# Record extracts
◆ ◆ ◆ ◆ ◆ ◆ ◆

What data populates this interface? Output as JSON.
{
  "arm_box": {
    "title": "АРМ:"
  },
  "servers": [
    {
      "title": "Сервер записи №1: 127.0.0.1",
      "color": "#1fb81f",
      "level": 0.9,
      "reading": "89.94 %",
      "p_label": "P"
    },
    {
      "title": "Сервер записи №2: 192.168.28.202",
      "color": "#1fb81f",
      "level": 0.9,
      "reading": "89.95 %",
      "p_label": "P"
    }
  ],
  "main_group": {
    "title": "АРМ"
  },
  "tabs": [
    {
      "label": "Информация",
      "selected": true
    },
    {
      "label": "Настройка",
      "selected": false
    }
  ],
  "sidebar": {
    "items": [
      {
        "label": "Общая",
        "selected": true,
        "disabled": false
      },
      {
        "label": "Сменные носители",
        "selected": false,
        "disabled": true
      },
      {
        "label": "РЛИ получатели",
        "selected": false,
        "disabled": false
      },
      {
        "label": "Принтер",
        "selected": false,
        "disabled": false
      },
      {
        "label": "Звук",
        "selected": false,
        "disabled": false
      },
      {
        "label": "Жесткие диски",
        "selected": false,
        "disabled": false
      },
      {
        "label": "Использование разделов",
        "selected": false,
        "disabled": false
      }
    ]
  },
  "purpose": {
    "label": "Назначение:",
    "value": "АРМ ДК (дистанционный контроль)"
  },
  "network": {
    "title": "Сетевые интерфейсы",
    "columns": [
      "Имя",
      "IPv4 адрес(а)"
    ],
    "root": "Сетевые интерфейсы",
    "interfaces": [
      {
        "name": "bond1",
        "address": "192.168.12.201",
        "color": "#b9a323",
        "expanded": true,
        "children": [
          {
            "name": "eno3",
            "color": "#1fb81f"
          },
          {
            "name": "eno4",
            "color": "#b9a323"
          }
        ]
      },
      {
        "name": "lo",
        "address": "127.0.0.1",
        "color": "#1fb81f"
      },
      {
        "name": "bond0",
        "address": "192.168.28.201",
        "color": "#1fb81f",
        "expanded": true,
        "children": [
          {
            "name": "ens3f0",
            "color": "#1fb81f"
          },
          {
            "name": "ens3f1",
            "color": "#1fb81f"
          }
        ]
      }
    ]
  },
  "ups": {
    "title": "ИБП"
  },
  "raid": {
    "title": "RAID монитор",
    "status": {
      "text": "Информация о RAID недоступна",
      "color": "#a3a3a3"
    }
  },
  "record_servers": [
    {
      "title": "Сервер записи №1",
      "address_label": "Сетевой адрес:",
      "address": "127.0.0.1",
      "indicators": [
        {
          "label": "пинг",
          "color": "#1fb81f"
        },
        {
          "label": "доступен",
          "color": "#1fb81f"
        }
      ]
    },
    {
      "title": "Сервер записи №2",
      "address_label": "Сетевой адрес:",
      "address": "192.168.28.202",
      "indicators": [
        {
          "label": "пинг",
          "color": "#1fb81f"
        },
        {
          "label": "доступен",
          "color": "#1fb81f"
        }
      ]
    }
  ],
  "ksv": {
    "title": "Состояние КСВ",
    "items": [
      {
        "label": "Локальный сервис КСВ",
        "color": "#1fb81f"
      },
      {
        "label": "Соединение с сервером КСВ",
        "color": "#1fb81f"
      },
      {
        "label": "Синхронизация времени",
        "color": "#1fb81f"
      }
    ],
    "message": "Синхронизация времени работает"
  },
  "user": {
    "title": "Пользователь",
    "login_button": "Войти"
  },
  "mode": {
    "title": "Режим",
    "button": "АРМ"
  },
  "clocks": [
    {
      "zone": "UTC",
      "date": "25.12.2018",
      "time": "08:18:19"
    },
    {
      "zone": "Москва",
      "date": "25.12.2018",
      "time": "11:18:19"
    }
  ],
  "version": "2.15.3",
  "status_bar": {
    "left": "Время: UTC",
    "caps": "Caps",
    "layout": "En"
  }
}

◆ ◆ ◆ ◆ ◆ ◆ ◆

# What is required
Reproduce each entry exactly, leaving out nothing.

# Solution for this task
What data populates this interface? Output as JSON.
{
  "arm_box": {
    "title": "АРМ:"
  },
  "servers": [
    {
      "title": "Сервер записи №1: 127.0.0.1",
      "color": "#1fb81f",
      "level": 0.9,
      "reading": "89.94 %",
      "p_label": "P"
    },
    {
      "title": "Сервер записи №2: 192.168.28.202",
      "color": "#1fb81f",
      "level": 0.9,
      "reading": "89.95 %",
      "p_label": "P"
    }
  ],
  "main_group": {
    "title": "АРМ"
  },
  "tabs": [
    {
      "label": "Информация",
      "selected": true
    },
    {
      "label": "Настройка",
      "selected": false
    }
  ],
  "sidebar": {
    "items": [
      {
        "label": "Общая",
        "selected": true,
        "disabled": false
      },
      {
        "label": "Сменные носители",
        "selected": false,
        "disabled": true
      },
      {
        "label": "РЛИ получатели",
        "selected": false,
        "disabled": false
      },
      {
        "label": "Принтер",
        "selected": false,
        "disabled": false
      },
      {
        "label": "Звук",
        "selected": false,
        "disabled": false
      },
      {
        "label": "Жесткие диски",
        "selected": false,
        "disabled": false
      },
      {
        "label": "Использование разделов",
        "selected": false,
        "disabled": false
      }
    ]
  },
  "purpose": {
    "label": "Назначение:",
    "value": "АРМ ДК (дистанционный контроль)"
  },
  "network": {
    "title": "Сетевые интерфейсы",
    "columns": [
      "Имя",
      "IPv4 адрес(а)"
    ],
    "root": "Сетевые интерфейсы",
    "interfaces": [
      {
        "name": "bond1",
        "address": "192.168.12.201",
        "color": "#b9a323",
        "expanded": true,
        "children": [
          {
            "name": "eno3",
            "color": "#1fb81f"
          },
          {
            "name": "eno4",
            "color": "#b9a323"
          }
        ]
      },
      {
        "name": "lo",
        "address": "127.0.0.1",
        "color": "#1fb81f"
      },
      {
        "name": "bond0",
        "address": "192.168.28.201",
        "color": "#1fb81f",
        "expanded": true,
        "children": [
          {
            "name": "ens3f0",
            "color": "#1fb81f"
          },
          {
            "name": "ens3f1",
            "color": "#1fb81f"
          }
        ]
      }
    ]
  },
  "ups": {
    "title": "ИБП"
  },
  "raid": {
    "title": "RAID монитор",
    "status": {
      "text": "Информация о RAID недоступна",
      "color": "#a3a3a3"
    }
  },
  "record_servers": [
    {
      "title": "Сервер записи №1",
      "address_label": "Сетевой адрес:",
      "address": "127.0.0.1",
      "indicators": [
        {
          "label": "пинг",
          "color": "#1fb81f"
        },
        {
          "label": "доступен",
          "color": "#1fb81f"
        }
      ]
    },
    {
      "title": "Сервер записи №2",
      "address_label": "Сетевой адрес:",
      "address": "192.168.28.202",
      "indicators": [
        {
          "label": "пинг",
          "color": "#1fb81f"
        },
        {
          "label": "доступен",
          "color": "#1fb81f"
        }
      ]
    }
  ],
  "ksv": {
    "title": "Состояние КСВ",
    "items": [
      {
        "label": "Локальный сервис КСВ",
        "color": "#1fb81f"
      },
      {
        "label": "Соединение с сервером КСВ",
        "color": "#1fb81f"
      },
      {
        "label": "Синхронизация времени",
        "color": "#1fb81f"
      }
    ],
    "message": "Синхронизация времени работает"
  },
  "user": {
    "title": "Пользователь",
    "login_button": "Войти"
  },
  "mode": {
    "title": "Режим",
    "button": "АРМ"
  },
  "clocks": [
    {
      "zone": "UTC",
      "date": "25.12.2018",
      "time": "08:18:19"
    },
    {
      "zone": "Москва",
      "date": "25.12.2018",
      "time": "11:18:19"
    }
  ],
  "version": "2.15.3",
  "status_bar": {
    "left": "Время: UTC",
    "caps": "Caps",
    "layout": "En"
  }
}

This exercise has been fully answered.